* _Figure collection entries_
((
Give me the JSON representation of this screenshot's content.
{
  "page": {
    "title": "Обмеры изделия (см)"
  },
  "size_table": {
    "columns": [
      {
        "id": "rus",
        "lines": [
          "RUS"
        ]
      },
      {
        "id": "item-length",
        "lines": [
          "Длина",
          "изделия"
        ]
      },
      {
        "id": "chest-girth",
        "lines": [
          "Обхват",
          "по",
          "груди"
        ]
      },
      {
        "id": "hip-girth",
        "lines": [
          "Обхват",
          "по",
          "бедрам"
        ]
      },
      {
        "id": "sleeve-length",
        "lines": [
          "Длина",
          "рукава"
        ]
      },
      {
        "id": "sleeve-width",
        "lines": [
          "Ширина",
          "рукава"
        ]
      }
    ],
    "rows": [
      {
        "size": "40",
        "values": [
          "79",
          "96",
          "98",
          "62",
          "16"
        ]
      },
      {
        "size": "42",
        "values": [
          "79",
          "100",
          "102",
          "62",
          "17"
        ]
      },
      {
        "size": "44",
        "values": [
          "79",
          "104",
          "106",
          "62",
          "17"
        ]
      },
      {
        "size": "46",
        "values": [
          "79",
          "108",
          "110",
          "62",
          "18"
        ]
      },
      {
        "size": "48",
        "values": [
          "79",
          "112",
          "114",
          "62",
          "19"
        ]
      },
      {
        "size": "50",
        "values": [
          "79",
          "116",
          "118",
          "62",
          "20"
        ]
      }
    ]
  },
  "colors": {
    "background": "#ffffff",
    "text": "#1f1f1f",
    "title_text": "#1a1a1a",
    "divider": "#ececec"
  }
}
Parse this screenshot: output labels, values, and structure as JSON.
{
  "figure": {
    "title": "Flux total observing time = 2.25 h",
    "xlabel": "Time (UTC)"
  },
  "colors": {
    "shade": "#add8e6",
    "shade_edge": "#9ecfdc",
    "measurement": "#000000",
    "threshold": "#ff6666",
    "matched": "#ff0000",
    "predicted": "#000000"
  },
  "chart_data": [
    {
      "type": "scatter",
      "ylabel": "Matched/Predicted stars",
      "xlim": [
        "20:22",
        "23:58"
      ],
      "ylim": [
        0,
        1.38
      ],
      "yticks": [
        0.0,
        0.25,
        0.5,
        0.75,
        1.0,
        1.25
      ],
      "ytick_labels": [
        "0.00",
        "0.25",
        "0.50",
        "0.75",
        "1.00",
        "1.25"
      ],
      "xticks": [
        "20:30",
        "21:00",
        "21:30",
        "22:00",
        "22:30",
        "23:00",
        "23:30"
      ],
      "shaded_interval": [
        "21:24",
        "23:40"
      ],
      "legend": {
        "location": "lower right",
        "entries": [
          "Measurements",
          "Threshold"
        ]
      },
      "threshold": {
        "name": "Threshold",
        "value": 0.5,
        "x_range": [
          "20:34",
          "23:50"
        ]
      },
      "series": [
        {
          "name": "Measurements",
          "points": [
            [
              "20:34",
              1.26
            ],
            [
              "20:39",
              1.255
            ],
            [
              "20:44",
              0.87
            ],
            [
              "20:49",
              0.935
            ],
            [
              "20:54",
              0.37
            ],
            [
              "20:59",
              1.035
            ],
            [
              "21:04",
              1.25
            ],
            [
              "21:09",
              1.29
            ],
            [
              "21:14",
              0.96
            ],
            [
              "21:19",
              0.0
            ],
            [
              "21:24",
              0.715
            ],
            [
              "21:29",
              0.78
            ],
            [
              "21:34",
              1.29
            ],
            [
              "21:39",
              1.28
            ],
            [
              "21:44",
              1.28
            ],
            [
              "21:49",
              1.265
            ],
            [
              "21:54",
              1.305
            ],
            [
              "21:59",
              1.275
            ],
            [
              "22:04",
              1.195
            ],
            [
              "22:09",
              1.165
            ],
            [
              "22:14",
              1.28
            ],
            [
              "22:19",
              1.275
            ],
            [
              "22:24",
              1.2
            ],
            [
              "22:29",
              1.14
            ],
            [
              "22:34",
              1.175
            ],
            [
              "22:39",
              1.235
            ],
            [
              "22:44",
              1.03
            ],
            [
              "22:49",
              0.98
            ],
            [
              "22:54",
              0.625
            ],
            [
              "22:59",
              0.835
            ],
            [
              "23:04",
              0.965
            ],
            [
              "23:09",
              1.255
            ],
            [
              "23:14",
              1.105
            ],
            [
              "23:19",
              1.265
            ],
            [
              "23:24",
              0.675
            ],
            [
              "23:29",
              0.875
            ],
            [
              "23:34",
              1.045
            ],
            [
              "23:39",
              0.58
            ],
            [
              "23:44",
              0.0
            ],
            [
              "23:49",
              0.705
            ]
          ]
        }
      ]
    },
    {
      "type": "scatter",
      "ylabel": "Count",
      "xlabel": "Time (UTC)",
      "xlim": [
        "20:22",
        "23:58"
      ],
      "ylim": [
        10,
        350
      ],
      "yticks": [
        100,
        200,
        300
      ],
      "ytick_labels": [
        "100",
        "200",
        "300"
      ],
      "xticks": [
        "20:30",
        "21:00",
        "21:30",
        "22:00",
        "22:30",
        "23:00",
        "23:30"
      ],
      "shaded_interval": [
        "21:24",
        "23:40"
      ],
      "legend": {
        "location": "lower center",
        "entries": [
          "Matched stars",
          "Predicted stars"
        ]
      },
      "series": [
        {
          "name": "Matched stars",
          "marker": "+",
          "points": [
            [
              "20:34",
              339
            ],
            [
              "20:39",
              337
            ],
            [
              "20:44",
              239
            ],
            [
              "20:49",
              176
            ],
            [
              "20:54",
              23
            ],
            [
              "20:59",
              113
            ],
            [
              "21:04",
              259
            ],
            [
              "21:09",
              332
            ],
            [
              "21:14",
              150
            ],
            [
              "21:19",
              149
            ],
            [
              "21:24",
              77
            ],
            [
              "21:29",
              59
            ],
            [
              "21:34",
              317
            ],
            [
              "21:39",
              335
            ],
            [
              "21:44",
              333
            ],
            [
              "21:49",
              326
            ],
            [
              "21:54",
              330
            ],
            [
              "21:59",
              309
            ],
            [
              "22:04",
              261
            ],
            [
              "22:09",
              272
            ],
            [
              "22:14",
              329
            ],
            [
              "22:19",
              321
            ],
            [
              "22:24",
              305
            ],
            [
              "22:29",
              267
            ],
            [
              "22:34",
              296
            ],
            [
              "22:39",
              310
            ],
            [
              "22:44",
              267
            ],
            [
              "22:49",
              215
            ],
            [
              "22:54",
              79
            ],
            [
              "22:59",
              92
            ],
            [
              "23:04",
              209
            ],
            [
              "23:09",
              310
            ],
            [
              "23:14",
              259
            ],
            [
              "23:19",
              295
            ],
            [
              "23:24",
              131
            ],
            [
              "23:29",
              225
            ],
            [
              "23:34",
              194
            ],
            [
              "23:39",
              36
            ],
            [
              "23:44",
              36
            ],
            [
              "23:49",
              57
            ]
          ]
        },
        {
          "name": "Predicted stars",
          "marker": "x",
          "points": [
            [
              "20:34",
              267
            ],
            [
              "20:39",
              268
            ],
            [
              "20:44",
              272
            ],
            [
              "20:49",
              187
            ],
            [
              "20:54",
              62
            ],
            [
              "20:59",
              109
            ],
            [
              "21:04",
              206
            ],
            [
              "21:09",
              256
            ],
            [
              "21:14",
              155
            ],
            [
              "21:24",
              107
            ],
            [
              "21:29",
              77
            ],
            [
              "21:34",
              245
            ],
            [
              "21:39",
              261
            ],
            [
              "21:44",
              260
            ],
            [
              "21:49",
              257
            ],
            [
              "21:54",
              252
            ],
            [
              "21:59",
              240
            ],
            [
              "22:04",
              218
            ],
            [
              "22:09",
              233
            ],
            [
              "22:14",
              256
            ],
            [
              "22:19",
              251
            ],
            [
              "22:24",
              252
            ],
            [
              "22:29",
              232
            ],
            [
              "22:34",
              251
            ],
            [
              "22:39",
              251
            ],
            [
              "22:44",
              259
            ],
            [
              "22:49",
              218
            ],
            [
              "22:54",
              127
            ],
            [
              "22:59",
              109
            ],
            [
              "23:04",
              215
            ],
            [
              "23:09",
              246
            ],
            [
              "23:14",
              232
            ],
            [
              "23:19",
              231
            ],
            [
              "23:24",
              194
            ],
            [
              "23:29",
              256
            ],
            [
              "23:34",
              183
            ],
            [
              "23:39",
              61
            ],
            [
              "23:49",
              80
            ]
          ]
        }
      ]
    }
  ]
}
))
* _Task instructions_
Pick out each line containing the string "stars" and copy it.

* _Complete output_
      "ylabel": "Matched/Predicted stars",
          "Matched stars",
          "Predicted stars"
          "name": "Matched stars",
          "name": "Predicted stars",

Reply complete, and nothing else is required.